### DIRECTIONS
Pick out all lines in the listing holding the string "借阅图书" and copy them.

### EXERCISE MATERIAL

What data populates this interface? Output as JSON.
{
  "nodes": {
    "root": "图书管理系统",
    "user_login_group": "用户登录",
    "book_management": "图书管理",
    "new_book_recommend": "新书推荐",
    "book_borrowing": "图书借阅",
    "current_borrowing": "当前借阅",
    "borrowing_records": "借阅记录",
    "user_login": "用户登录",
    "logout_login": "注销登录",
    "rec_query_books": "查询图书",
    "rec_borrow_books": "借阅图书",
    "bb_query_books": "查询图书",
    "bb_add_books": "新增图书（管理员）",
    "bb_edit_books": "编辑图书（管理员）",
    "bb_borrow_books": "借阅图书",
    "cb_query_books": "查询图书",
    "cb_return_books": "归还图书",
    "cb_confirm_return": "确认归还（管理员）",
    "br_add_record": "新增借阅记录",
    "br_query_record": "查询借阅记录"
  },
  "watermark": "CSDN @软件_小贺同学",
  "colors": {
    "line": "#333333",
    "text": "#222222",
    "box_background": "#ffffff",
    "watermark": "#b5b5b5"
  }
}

==

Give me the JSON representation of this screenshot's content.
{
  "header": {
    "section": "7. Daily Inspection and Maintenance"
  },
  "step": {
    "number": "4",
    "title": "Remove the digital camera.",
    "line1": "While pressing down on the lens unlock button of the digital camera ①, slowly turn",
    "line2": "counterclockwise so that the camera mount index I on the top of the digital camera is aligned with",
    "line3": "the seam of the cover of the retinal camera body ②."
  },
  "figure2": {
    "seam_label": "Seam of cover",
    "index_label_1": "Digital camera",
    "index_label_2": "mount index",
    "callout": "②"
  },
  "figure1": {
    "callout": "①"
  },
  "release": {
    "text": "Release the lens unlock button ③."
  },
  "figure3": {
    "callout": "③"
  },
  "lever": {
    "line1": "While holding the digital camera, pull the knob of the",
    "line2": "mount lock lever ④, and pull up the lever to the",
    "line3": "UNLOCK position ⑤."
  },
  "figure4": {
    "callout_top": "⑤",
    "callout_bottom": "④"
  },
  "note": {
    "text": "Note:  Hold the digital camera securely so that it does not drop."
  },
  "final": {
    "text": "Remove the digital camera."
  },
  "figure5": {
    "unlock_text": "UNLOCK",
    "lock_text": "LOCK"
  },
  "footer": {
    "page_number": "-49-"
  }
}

### FULL SOLUTION
    "rec_borrow_books": "借阅图书",
    "bb_borrow_books": "借阅图书",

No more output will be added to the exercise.